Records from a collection
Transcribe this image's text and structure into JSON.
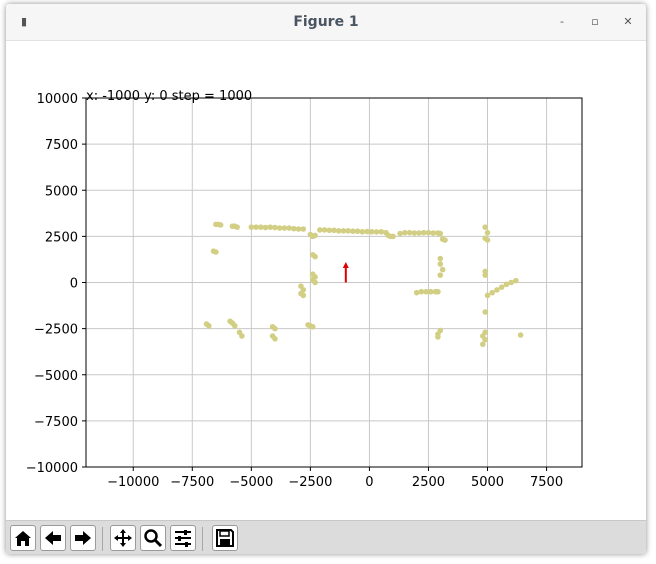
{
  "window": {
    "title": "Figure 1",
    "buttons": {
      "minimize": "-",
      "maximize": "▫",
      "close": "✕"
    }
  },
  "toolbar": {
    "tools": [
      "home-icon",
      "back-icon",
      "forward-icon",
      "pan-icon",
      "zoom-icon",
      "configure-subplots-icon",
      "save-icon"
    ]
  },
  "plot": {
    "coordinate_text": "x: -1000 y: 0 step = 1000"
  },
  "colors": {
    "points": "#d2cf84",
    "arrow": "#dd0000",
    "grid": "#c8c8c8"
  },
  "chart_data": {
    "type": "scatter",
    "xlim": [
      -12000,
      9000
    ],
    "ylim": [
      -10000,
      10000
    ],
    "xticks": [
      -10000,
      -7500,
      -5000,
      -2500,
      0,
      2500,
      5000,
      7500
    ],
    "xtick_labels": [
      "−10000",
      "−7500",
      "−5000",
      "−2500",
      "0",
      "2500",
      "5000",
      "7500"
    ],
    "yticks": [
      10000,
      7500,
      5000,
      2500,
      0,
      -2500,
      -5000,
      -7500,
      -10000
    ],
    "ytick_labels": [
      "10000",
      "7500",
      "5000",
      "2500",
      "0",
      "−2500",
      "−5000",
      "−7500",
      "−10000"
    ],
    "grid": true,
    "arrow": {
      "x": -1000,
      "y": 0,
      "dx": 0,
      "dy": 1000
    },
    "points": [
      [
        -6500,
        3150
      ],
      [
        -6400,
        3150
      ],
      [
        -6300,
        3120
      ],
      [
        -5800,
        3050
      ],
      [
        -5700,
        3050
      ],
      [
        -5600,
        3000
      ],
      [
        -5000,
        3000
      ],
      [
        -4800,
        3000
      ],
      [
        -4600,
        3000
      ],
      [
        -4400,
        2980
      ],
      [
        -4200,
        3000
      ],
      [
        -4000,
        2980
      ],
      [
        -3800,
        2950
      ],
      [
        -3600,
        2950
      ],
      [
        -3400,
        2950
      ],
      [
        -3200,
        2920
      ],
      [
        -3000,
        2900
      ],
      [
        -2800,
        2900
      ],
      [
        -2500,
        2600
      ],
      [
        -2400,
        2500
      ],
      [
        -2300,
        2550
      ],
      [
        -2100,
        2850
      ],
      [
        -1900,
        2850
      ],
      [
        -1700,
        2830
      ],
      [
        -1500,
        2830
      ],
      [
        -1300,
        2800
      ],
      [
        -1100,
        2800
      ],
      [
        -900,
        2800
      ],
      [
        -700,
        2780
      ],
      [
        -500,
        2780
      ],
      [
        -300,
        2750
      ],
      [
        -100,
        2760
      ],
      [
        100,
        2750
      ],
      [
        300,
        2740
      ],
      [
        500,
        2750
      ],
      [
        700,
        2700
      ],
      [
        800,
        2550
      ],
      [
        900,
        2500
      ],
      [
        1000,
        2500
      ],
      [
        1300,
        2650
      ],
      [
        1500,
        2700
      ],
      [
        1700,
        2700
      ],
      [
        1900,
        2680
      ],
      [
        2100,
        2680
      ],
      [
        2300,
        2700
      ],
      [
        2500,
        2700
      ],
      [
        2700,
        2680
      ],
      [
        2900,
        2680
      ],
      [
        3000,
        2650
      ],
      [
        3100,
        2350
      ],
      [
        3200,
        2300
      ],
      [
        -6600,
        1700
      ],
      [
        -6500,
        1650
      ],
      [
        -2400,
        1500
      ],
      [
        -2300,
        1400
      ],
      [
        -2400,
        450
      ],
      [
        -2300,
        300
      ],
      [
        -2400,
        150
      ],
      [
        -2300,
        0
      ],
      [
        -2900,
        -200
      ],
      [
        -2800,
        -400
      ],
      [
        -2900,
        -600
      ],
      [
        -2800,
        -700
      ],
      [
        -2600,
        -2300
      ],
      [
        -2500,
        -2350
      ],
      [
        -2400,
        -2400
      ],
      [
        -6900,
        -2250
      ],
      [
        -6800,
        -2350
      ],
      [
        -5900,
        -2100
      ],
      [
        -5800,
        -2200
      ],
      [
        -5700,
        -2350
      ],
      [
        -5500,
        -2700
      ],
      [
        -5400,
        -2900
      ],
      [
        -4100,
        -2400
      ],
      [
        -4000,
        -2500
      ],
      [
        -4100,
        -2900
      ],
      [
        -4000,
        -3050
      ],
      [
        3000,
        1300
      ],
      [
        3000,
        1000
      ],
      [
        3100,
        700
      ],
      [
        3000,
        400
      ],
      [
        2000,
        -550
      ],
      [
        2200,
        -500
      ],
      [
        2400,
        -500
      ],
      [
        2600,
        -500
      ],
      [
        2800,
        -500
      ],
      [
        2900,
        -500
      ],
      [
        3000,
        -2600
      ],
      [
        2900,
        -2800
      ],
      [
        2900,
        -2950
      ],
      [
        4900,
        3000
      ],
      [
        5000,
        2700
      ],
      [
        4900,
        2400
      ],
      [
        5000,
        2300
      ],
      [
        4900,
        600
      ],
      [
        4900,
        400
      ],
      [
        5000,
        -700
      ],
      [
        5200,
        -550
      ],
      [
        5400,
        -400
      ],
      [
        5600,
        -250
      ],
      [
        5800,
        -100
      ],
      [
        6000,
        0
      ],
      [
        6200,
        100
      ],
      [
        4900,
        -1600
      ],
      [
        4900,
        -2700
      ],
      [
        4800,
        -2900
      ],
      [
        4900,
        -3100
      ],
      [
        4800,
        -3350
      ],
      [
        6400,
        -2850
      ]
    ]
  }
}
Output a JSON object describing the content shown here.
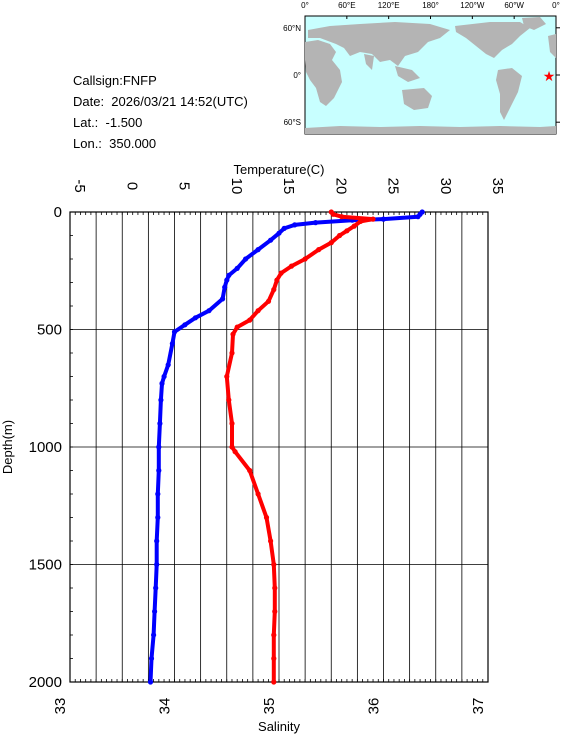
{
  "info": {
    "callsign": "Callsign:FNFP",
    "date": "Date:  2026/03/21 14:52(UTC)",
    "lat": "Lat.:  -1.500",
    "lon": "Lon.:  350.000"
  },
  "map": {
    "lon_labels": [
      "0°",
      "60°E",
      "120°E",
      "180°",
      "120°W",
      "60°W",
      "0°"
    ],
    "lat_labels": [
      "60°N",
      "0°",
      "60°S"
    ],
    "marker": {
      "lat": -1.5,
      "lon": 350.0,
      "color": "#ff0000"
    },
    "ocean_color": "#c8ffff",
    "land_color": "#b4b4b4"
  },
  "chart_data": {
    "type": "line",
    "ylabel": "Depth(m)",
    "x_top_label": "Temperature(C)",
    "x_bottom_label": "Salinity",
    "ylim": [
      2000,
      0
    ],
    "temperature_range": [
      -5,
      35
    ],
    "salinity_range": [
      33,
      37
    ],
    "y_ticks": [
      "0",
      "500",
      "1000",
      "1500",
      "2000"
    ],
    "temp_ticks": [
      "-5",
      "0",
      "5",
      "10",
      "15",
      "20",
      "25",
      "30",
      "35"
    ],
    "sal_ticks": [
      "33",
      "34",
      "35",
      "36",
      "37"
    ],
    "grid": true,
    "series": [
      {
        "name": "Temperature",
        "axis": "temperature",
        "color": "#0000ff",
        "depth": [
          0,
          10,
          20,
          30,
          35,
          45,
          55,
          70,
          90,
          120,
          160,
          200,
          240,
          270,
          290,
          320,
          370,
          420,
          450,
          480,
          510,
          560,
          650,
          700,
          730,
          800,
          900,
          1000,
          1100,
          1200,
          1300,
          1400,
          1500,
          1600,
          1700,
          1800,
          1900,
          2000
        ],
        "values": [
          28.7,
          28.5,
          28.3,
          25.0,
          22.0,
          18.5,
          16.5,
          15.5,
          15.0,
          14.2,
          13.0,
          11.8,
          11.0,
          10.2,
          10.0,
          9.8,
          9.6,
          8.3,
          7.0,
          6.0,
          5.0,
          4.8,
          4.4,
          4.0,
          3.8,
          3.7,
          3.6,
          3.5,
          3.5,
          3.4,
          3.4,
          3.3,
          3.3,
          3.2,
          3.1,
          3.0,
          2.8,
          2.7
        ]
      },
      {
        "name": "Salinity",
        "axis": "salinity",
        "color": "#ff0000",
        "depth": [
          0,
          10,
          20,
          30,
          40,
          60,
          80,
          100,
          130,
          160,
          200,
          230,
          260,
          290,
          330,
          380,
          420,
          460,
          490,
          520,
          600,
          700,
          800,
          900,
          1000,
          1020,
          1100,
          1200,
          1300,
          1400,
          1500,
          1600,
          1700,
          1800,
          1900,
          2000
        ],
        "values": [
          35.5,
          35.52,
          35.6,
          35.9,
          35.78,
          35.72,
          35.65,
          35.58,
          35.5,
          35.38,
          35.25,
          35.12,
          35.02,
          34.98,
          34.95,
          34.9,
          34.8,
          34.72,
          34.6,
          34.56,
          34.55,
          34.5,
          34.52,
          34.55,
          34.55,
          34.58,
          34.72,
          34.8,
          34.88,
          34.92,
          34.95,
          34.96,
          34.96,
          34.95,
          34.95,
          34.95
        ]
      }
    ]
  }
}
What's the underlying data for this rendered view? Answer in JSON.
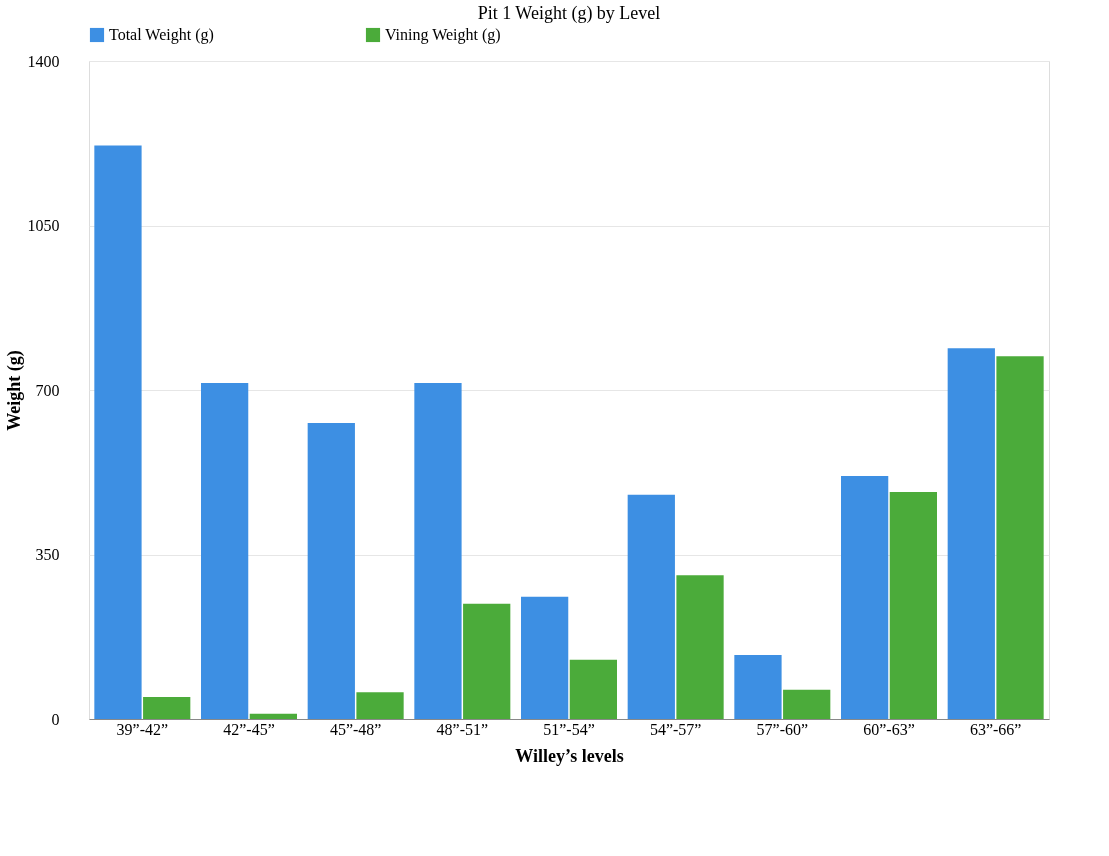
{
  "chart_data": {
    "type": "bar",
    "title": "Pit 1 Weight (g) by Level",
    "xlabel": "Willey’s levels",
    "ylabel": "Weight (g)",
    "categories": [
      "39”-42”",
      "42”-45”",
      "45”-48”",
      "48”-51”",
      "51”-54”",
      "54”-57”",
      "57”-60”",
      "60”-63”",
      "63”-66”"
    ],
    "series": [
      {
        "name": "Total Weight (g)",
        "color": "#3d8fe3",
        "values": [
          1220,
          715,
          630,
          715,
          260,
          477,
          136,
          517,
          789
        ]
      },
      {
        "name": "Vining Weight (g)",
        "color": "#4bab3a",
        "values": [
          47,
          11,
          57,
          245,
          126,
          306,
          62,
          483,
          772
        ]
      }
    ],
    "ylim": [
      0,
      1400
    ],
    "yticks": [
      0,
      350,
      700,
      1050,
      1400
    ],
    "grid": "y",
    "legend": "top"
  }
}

— Given request —
Print the lines from the one that contains "What's the underlying" through the last line of the data, exactly and in full, and no other lines. Pictures are not part of the copy.

— Solution for this task —
What's the underlying data for this rendered view? Answer in JSON.
{
  "chart_data": {
    "type": "bar",
    "title": "Pit 1 Weight (g) by Level",
    "xlabel": "Willey’s levels",
    "ylabel": "Weight (g)",
    "categories": [
      "39”-42”",
      "42”-45”",
      "45”-48”",
      "48”-51”",
      "51”-54”",
      "54”-57”",
      "57”-60”",
      "60”-63”",
      "63”-66”"
    ],
    "series": [
      {
        "name": "Total Weight (g)",
        "color": "#3d8fe3",
        "values": [
          1220,
          715,
          630,
          715,
          260,
          477,
          136,
          517,
          789
        ]
      },
      {
        "name": "Vining Weight (g)",
        "color": "#4bab3a",
        "values": [
          47,
          11,
          57,
          245,
          126,
          306,
          62,
          483,
          772
        ]
      }
    ],
    "ylim": [
      0,
      1400
    ],
    "yticks": [
      0,
      350,
      700,
      1050,
      1400
    ],
    "grid": "y",
    "legend": "top"
  }
}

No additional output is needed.